**PROBLEM DESCRIPTION**
Please list all lines of the material below in which the string "locaux" occurs.
---------- TASK MATERIAL
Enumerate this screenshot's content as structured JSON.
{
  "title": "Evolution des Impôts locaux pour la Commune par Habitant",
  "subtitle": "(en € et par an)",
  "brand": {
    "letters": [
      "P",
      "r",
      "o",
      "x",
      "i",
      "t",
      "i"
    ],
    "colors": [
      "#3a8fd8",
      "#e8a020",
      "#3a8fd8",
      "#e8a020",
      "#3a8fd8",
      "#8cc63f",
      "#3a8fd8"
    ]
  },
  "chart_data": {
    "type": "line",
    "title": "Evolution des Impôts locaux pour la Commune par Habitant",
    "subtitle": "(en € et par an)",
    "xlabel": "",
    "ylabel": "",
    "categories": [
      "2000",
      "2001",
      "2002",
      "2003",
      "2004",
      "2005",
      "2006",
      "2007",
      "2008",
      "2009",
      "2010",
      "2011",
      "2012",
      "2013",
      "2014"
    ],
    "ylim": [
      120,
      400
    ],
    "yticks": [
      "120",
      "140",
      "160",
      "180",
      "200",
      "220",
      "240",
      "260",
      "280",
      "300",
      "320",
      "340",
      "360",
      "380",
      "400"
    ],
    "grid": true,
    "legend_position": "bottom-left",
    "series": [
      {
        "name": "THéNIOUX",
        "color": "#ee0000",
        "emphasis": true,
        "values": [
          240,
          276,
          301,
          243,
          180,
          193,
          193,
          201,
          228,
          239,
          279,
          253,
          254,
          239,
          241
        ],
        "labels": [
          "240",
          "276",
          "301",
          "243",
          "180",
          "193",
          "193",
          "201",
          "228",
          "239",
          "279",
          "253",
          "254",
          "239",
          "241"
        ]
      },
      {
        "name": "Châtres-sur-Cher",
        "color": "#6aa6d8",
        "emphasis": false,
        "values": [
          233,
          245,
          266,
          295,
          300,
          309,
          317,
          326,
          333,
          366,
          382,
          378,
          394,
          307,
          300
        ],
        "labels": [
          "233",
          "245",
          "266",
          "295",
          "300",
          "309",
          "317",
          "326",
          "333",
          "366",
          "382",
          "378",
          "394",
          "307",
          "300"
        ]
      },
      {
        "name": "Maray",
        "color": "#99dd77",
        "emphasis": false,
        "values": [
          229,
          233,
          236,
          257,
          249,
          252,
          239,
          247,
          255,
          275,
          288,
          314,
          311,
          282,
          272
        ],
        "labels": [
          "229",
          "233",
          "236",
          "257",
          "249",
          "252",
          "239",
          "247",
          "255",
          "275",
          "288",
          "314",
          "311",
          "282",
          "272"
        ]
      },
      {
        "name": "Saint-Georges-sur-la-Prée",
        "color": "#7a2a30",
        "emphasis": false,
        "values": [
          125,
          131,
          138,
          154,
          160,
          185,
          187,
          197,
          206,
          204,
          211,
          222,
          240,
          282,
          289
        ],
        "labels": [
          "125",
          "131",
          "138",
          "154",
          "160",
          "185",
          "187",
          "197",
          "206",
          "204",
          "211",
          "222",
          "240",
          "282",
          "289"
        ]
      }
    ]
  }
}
--------------------
**FULL RESPONSE**
  "title": "Evolution des Impôts locaux pour la Commune par Habitant",
    "title": "Evolution des Impôts locaux pour la Commune par Habitant",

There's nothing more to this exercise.